start
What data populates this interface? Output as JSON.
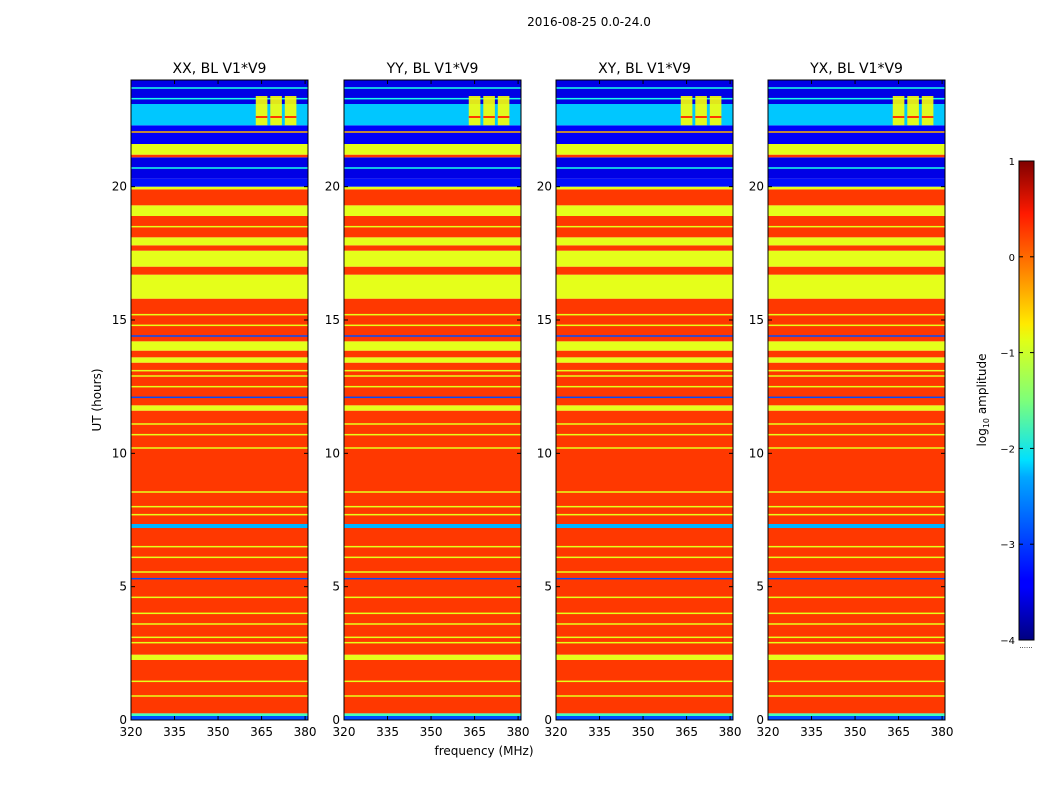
{
  "chart_data": {
    "type": "heatmap",
    "suptitle": "2016-08-25 0.0-24.0",
    "xlabel": "frequency (MHz)",
    "ylabel": "UT (hours)",
    "xlim": [
      320,
      381
    ],
    "ylim": [
      0,
      24
    ],
    "xticks": [
      320,
      335,
      350,
      365,
      380
    ],
    "xtick_labels": [
      "320",
      "335",
      "350",
      "365",
      "380"
    ],
    "yticks": [
      0,
      5,
      10,
      15,
      20
    ],
    "ytick_labels": [
      "0",
      "5",
      "10",
      "15",
      "20"
    ],
    "colormap": "jet",
    "panels": [
      {
        "title": "XX, BL V1*V9"
      },
      {
        "title": "YY, BL V1*V9"
      },
      {
        "title": "XY, BL V1*V9"
      },
      {
        "title": "YX, BL V1*V9"
      }
    ],
    "rfi_bursts_mhz": [
      [
        363,
        367
      ],
      [
        368,
        372
      ],
      [
        373,
        377
      ]
    ],
    "bands": [
      {
        "start": 0,
        "end": 0.15,
        "value": -3.0
      },
      {
        "start": 0.15,
        "end": 0.25,
        "value": -1.8
      },
      {
        "start": 0.25,
        "end": 2.25,
        "value": 0.1
      },
      {
        "start": 2.25,
        "end": 2.45,
        "value": -1.0
      },
      {
        "start": 2.45,
        "end": 7.2,
        "value": 0.1
      },
      {
        "start": 7.2,
        "end": 7.35,
        "value": -2.5
      },
      {
        "start": 7.35,
        "end": 11.6,
        "value": 0.1
      },
      {
        "start": 11.6,
        "end": 11.8,
        "value": -1.0
      },
      {
        "start": 11.8,
        "end": 13.4,
        "value": 0.1
      },
      {
        "start": 13.4,
        "end": 13.6,
        "value": -1.0
      },
      {
        "start": 13.6,
        "end": 13.85,
        "value": 0.1
      },
      {
        "start": 13.85,
        "end": 14.2,
        "value": -1.0
      },
      {
        "start": 14.2,
        "end": 15.8,
        "value": 0.1
      },
      {
        "start": 15.8,
        "end": 16.7,
        "value": -1.0
      },
      {
        "start": 16.7,
        "end": 17.0,
        "value": 0.1
      },
      {
        "start": 17.0,
        "end": 17.6,
        "value": -1.0
      },
      {
        "start": 17.6,
        "end": 17.8,
        "value": 0.1
      },
      {
        "start": 17.8,
        "end": 18.1,
        "value": -1.0
      },
      {
        "start": 18.1,
        "end": 18.9,
        "value": 0.1
      },
      {
        "start": 18.9,
        "end": 19.3,
        "value": -1.0
      },
      {
        "start": 19.3,
        "end": 19.9,
        "value": 0.1
      },
      {
        "start": 19.9,
        "end": 20.0,
        "value": -1.0
      },
      {
        "start": 20.0,
        "end": 20.3,
        "value": -3.3
      },
      {
        "start": 20.3,
        "end": 21.1,
        "value": -3.5
      },
      {
        "start": 21.1,
        "end": 21.2,
        "value": 0.1
      },
      {
        "start": 21.2,
        "end": 21.6,
        "value": -1.0
      },
      {
        "start": 21.6,
        "end": 22.3,
        "value": -3.4
      },
      {
        "start": 22.3,
        "end": 23.1,
        "value": -2.4
      },
      {
        "start": 23.1,
        "end": 24.0,
        "value": -3.5
      }
    ],
    "stripes": [
      {
        "t": 0.9,
        "value": -1.0
      },
      {
        "t": 1.45,
        "value": -1.0
      },
      {
        "t": 2.9,
        "value": -1.0
      },
      {
        "t": 3.1,
        "value": -1.0
      },
      {
        "t": 3.6,
        "value": -1.0
      },
      {
        "t": 4.0,
        "value": -1.0
      },
      {
        "t": 4.6,
        "value": -1.0
      },
      {
        "t": 5.3,
        "value": -3.0
      },
      {
        "t": 5.55,
        "value": -1.0
      },
      {
        "t": 6.1,
        "value": -1.0
      },
      {
        "t": 6.5,
        "value": -1.0
      },
      {
        "t": 7.7,
        "value": -1.0
      },
      {
        "t": 8.0,
        "value": -1.0
      },
      {
        "t": 8.55,
        "value": -1.0
      },
      {
        "t": 10.2,
        "value": -1.0
      },
      {
        "t": 10.7,
        "value": -1.0
      },
      {
        "t": 11.1,
        "value": -1.0
      },
      {
        "t": 12.1,
        "value": -3.0
      },
      {
        "t": 12.5,
        "value": -1.0
      },
      {
        "t": 12.9,
        "value": -1.0
      },
      {
        "t": 13.1,
        "value": -1.0
      },
      {
        "t": 14.4,
        "value": -3.0
      },
      {
        "t": 14.8,
        "value": -1.0
      },
      {
        "t": 15.2,
        "value": -1.0
      },
      {
        "t": 17.3,
        "value": -1.0
      },
      {
        "t": 18.5,
        "value": -1.0
      },
      {
        "t": 20.7,
        "value": -2.0
      },
      {
        "t": 22.05,
        "value": -0.5
      },
      {
        "t": 23.3,
        "value": -2.0
      },
      {
        "t": 23.7,
        "value": -2.0
      }
    ],
    "colorbar": {
      "label": "log10 amplitude",
      "label_base": "log",
      "label_sub": "10",
      "label_rest": " amplitude",
      "min": -4,
      "max": 1,
      "ticks": [
        1,
        0,
        -1,
        -2,
        -3,
        -4
      ],
      "tick_labels": [
        "1",
        "0",
        "−1",
        "−2",
        "−3",
        "−4"
      ],
      "extra_label": "......"
    }
  }
}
end
DIRECTION -
Copy out all of the material exactly as written, without its pictures.

WRITTEN SOLUTION -
What data populates this interface? Output as JSON.
{
  "chart_data": {
    "type": "heatmap",
    "suptitle": "2016-08-25 0.0-24.0",
    "xlabel": "frequency (MHz)",
    "ylabel": "UT (hours)",
    "xlim": [
      320,
      381
    ],
    "ylim": [
      0,
      24
    ],
    "xticks": [
      320,
      335,
      350,
      365,
      380
    ],
    "xtick_labels": [
      "320",
      "335",
      "350",
      "365",
      "380"
    ],
    "yticks": [
      0,
      5,
      10,
      15,
      20
    ],
    "ytick_labels": [
      "0",
      "5",
      "10",
      "15",
      "20"
    ],
    "colormap": "jet",
    "panels": [
      {
        "title": "XX, BL V1*V9"
      },
      {
        "title": "YY, BL V1*V9"
      },
      {
        "title": "XY, BL V1*V9"
      },
      {
        "title": "YX, BL V1*V9"
      }
    ],
    "rfi_bursts_mhz": [
      [
        363,
        367
      ],
      [
        368,
        372
      ],
      [
        373,
        377
      ]
    ],
    "bands": [
      {
        "start": 0,
        "end": 0.15,
        "value": -3.0
      },
      {
        "start": 0.15,
        "end": 0.25,
        "value": -1.8
      },
      {
        "start": 0.25,
        "end": 2.25,
        "value": 0.1
      },
      {
        "start": 2.25,
        "end": 2.45,
        "value": -1.0
      },
      {
        "start": 2.45,
        "end": 7.2,
        "value": 0.1
      },
      {
        "start": 7.2,
        "end": 7.35,
        "value": -2.5
      },
      {
        "start": 7.35,
        "end": 11.6,
        "value": 0.1
      },
      {
        "start": 11.6,
        "end": 11.8,
        "value": -1.0
      },
      {
        "start": 11.8,
        "end": 13.4,
        "value": 0.1
      },
      {
        "start": 13.4,
        "end": 13.6,
        "value": -1.0
      },
      {
        "start": 13.6,
        "end": 13.85,
        "value": 0.1
      },
      {
        "start": 13.85,
        "end": 14.2,
        "value": -1.0
      },
      {
        "start": 14.2,
        "end": 15.8,
        "value": 0.1
      },
      {
        "start": 15.8,
        "end": 16.7,
        "value": -1.0
      },
      {
        "start": 16.7,
        "end": 17.0,
        "value": 0.1
      },
      {
        "start": 17.0,
        "end": 17.6,
        "value": -1.0
      },
      {
        "start": 17.6,
        "end": 17.8,
        "value": 0.1
      },
      {
        "start": 17.8,
        "end": 18.1,
        "value": -1.0
      },
      {
        "start": 18.1,
        "end": 18.9,
        "value": 0.1
      },
      {
        "start": 18.9,
        "end": 19.3,
        "value": -1.0
      },
      {
        "start": 19.3,
        "end": 19.9,
        "value": 0.1
      },
      {
        "start": 19.9,
        "end": 20.0,
        "value": -1.0
      },
      {
        "start": 20.0,
        "end": 20.3,
        "value": -3.3
      },
      {
        "start": 20.3,
        "end": 21.1,
        "value": -3.5
      },
      {
        "start": 21.1,
        "end": 21.2,
        "value": 0.1
      },
      {
        "start": 21.2,
        "end": 21.6,
        "value": -1.0
      },
      {
        "start": 21.6,
        "end": 22.3,
        "value": -3.4
      },
      {
        "start": 22.3,
        "end": 23.1,
        "value": -2.4
      },
      {
        "start": 23.1,
        "end": 24.0,
        "value": -3.5
      }
    ],
    "stripes": [
      {
        "t": 0.9,
        "value": -1.0
      },
      {
        "t": 1.45,
        "value": -1.0
      },
      {
        "t": 2.9,
        "value": -1.0
      },
      {
        "t": 3.1,
        "value": -1.0
      },
      {
        "t": 3.6,
        "value": -1.0
      },
      {
        "t": 4.0,
        "value": -1.0
      },
      {
        "t": 4.6,
        "value": -1.0
      },
      {
        "t": 5.3,
        "value": -3.0
      },
      {
        "t": 5.55,
        "value": -1.0
      },
      {
        "t": 6.1,
        "value": -1.0
      },
      {
        "t": 6.5,
        "value": -1.0
      },
      {
        "t": 7.7,
        "value": -1.0
      },
      {
        "t": 8.0,
        "value": -1.0
      },
      {
        "t": 8.55,
        "value": -1.0
      },
      {
        "t": 10.2,
        "value": -1.0
      },
      {
        "t": 10.7,
        "value": -1.0
      },
      {
        "t": 11.1,
        "value": -1.0
      },
      {
        "t": 12.1,
        "value": -3.0
      },
      {
        "t": 12.5,
        "value": -1.0
      },
      {
        "t": 12.9,
        "value": -1.0
      },
      {
        "t": 13.1,
        "value": -1.0
      },
      {
        "t": 14.4,
        "value": -3.0
      },
      {
        "t": 14.8,
        "value": -1.0
      },
      {
        "t": 15.2,
        "value": -1.0
      },
      {
        "t": 17.3,
        "value": -1.0
      },
      {
        "t": 18.5,
        "value": -1.0
      },
      {
        "t": 20.7,
        "value": -2.0
      },
      {
        "t": 22.05,
        "value": -0.5
      },
      {
        "t": 23.3,
        "value": -2.0
      },
      {
        "t": 23.7,
        "value": -2.0
      }
    ],
    "colorbar": {
      "label": "log10 amplitude",
      "label_base": "log",
      "label_sub": "10",
      "label_rest": " amplitude",
      "min": -4,
      "max": 1,
      "ticks": [
        1,
        0,
        -1,
        -2,
        -3,
        -4
      ],
      "tick_labels": [
        "1",
        "0",
        "−1",
        "−2",
        "−3",
        "−4"
      ],
      "extra_label": "......"
    }
  }
}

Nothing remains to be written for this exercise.